Objective: Please extract every line of the data below verbatim, leaving the pictures out of your answer.

Record extracts:
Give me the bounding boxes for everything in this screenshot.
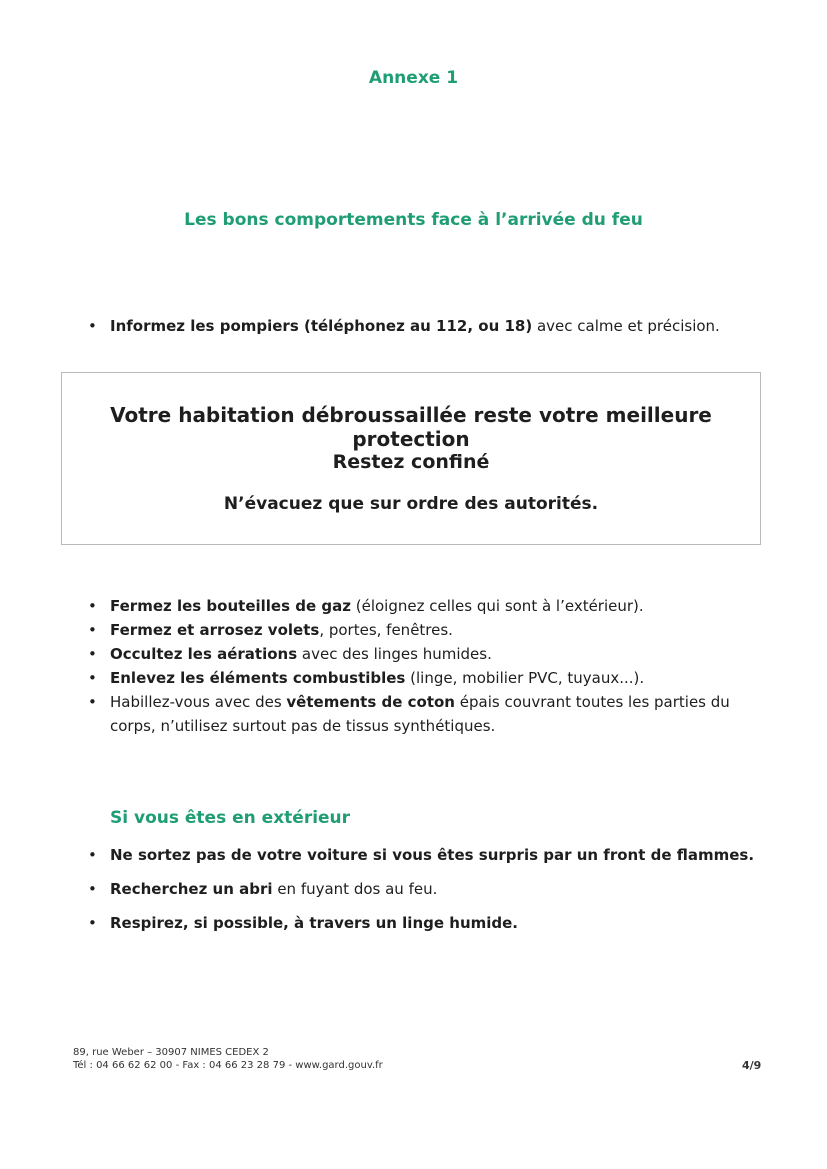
footer-contact xyxy=(73,1046,383,1072)
item-text: , portes, fenêtres. xyxy=(319,621,453,639)
item-text: (linge, mobilier PVC, tuyaux...). xyxy=(405,669,645,687)
list-item xyxy=(84,618,764,642)
item-bold: vêtements de coton xyxy=(286,693,455,711)
page-title: Les bons comportements face à l’arrivée du feu xyxy=(184,210,643,230)
actions-list xyxy=(84,594,764,738)
list-item xyxy=(84,642,764,666)
item-bold: Ne sortez pas de votre voiture si vous êtes surpris par un front de flammes. xyxy=(110,846,755,864)
outdoor-list xyxy=(84,843,764,945)
footer-address: 89, rue Weber – 30907 NIMES CEDEX 2 xyxy=(73,1047,269,1058)
page-number: 4/9 xyxy=(742,1059,762,1072)
item-bold: Fermez et arrosez volets xyxy=(110,621,320,639)
list-item xyxy=(84,666,764,690)
list-item xyxy=(84,877,764,901)
outdoor-heading: Si vous êtes en extérieur xyxy=(110,808,351,828)
box-line-confine: Restez confiné xyxy=(332,451,490,473)
item-bold: Occultez les aérations xyxy=(110,645,298,663)
item-text: (éloignez celles qui sont à l’extérieur). xyxy=(350,597,644,615)
item-bold: Fermez les bouteilles de gaz xyxy=(110,597,351,615)
list-item xyxy=(84,314,764,338)
box-line-evacuate: N’évacuez que sur ordre des autorités. xyxy=(223,494,599,514)
item-text: en fuyant dos au feu. xyxy=(272,880,438,898)
footer-phone-fax-web: Tél : 04 66 62 62 00 - Fax : 04 66 23 28 79 - www.gard.gouv.fr xyxy=(73,1060,383,1071)
list-item xyxy=(84,911,764,935)
item-bold: Recherchez un abri xyxy=(110,880,273,898)
list-item xyxy=(84,594,764,618)
item-text-pre: Habillez-vous avec des xyxy=(110,693,287,711)
item-text: avec calme et précision. xyxy=(532,317,720,335)
item-text: épais couvrant toutes les parties du corps, n’utilisez surtout pas de tissus synthétiques. xyxy=(110,693,730,735)
intro-list xyxy=(84,314,764,338)
key-message-box xyxy=(61,372,761,545)
list-item xyxy=(84,843,764,867)
list-item xyxy=(84,690,764,738)
item-text: avec des linges humides. xyxy=(297,645,492,663)
annex-label: Annexe 1 xyxy=(368,68,459,88)
box-line-protection: Votre habitation débroussaillée reste votre meilleure protection xyxy=(110,403,712,451)
item-bold: Enlevez les éléments combustibles xyxy=(110,669,406,687)
item-bold: Respirez, si possible, à travers un linge humide. xyxy=(110,914,519,932)
item-bold: Informez les pompiers (téléphonez au 112, ou 18) xyxy=(110,317,533,335)
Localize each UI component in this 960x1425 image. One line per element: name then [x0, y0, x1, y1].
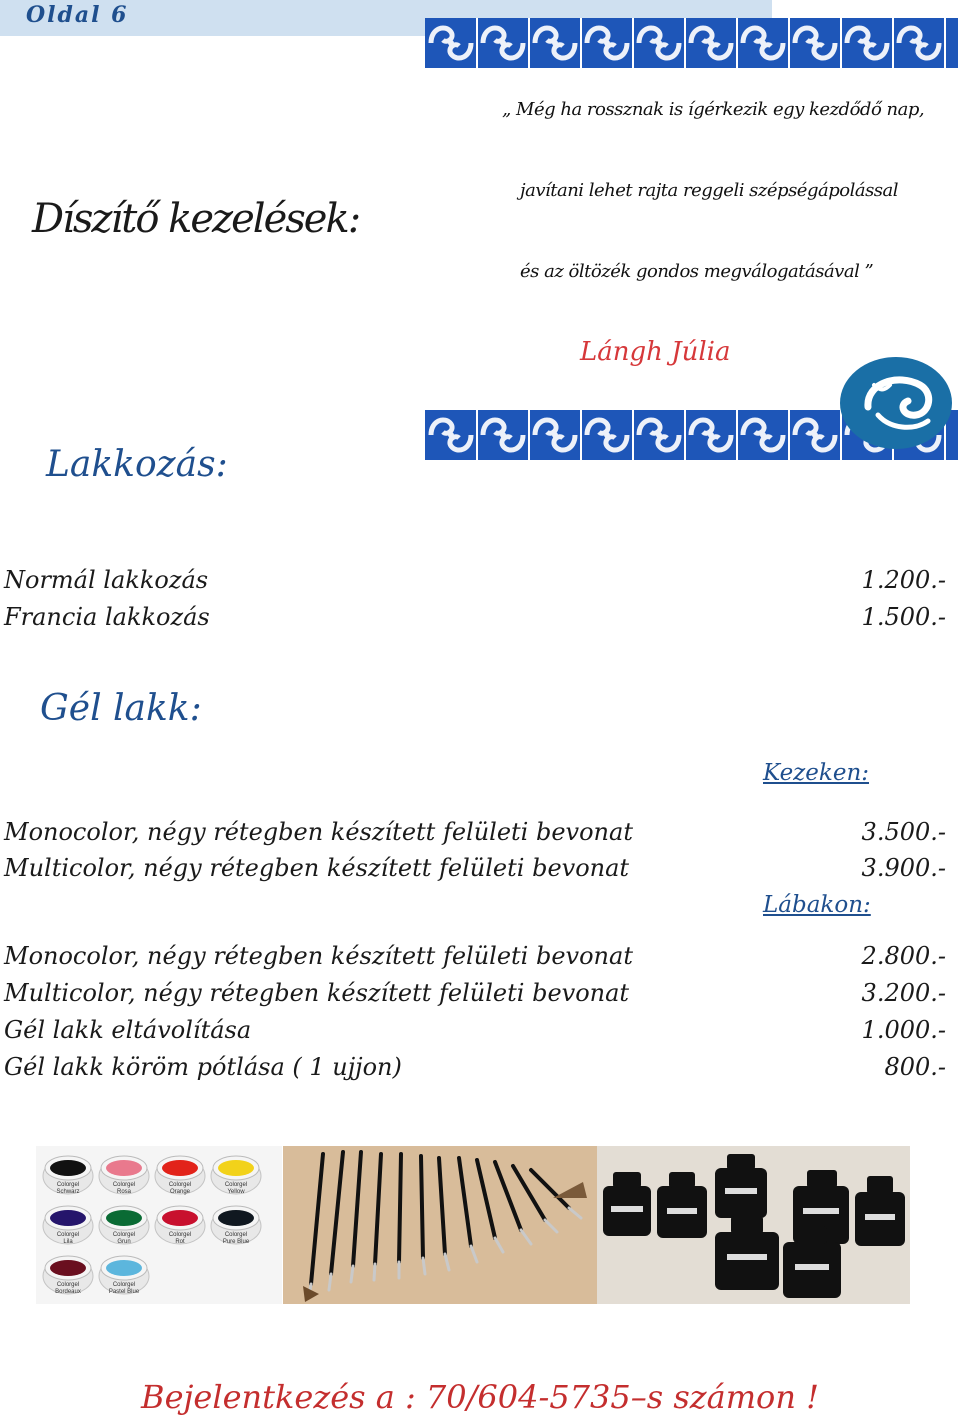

Exercise solution:
Give me the bounding boxes for everything in this screenshot.
footer-contact xyxy=(73,1046,383,1072)
item-text: , portes, fenêtres. xyxy=(319,621,453,639)
item-text: (linge, mobilier PVC, tuyaux...). xyxy=(405,669,645,687)
list-item xyxy=(84,618,764,642)
item-bold: vêtements de coton xyxy=(286,693,455,711)
page-title: Les bons comportements face à l’arrivée du feu xyxy=(184,210,643,230)
actions-list xyxy=(84,594,764,738)
list-item xyxy=(84,642,764,666)
item-bold: Ne sortez pas de votre voiture si vous êtes surpris par un front de flammes. xyxy=(110,846,755,864)
outdoor-list xyxy=(84,843,764,945)
footer-address: 89, rue Weber – 30907 NIMES CEDEX 2 xyxy=(73,1047,269,1058)
page-number: 4/9 xyxy=(742,1059,762,1072)
item-bold: Fermez et arrosez volets xyxy=(110,621,320,639)
list-item xyxy=(84,666,764,690)
list-item xyxy=(84,877,764,901)
outdoor-heading: Si vous êtes en extérieur xyxy=(110,808,351,828)
box-line-confine: Restez confiné xyxy=(332,451,490,473)
item-bold: Occultez les aérations xyxy=(110,645,298,663)
item-text: (éloignez celles qui sont à l’extérieur). xyxy=(350,597,644,615)
item-bold: Fermez les bouteilles de gaz xyxy=(110,597,351,615)
list-item xyxy=(84,314,764,338)
box-line-evacuate: N’évacuez que sur ordre des autorités. xyxy=(223,494,599,514)
item-text: en fuyant dos au feu. xyxy=(272,880,438,898)
footer-phone-fax-web: Tél : 04 66 62 62 00 - Fax : 04 66 23 28 79 - www.gard.gouv.fr xyxy=(73,1060,383,1071)
list-item xyxy=(84,911,764,935)
item-bold: Recherchez un abri xyxy=(110,880,273,898)
list-item xyxy=(84,594,764,618)
item-text-pre: Habillez-vous avec des xyxy=(110,693,287,711)
item-text: avec calme et précision. xyxy=(532,317,720,335)
item-text: épais couvrant toutes les parties du corps, n’utilisez surtout pas de tissus synthétiques. xyxy=(110,693,730,735)
intro-list xyxy=(84,314,764,338)
key-message-box xyxy=(61,372,761,545)
list-item xyxy=(84,843,764,867)
list-item xyxy=(84,690,764,738)
item-text: avec des linges humides. xyxy=(297,645,492,663)
annex-label: Annexe 1 xyxy=(368,68,459,88)
box-line-protection: Votre habitation débroussaillée reste votre meilleure protection xyxy=(110,403,712,451)
item-bold: Enlevez les éléments combustibles xyxy=(110,669,406,687)
item-bold: Respirez, si possible, à travers un linge humide. xyxy=(110,914,519,932)
item-bold: Informez les pompiers (téléphonez au 112, ou 18) xyxy=(110,317,533,335)
Localize each UI component in this 960x1425 image. One line per element: name then [x0, y0, x1, y1].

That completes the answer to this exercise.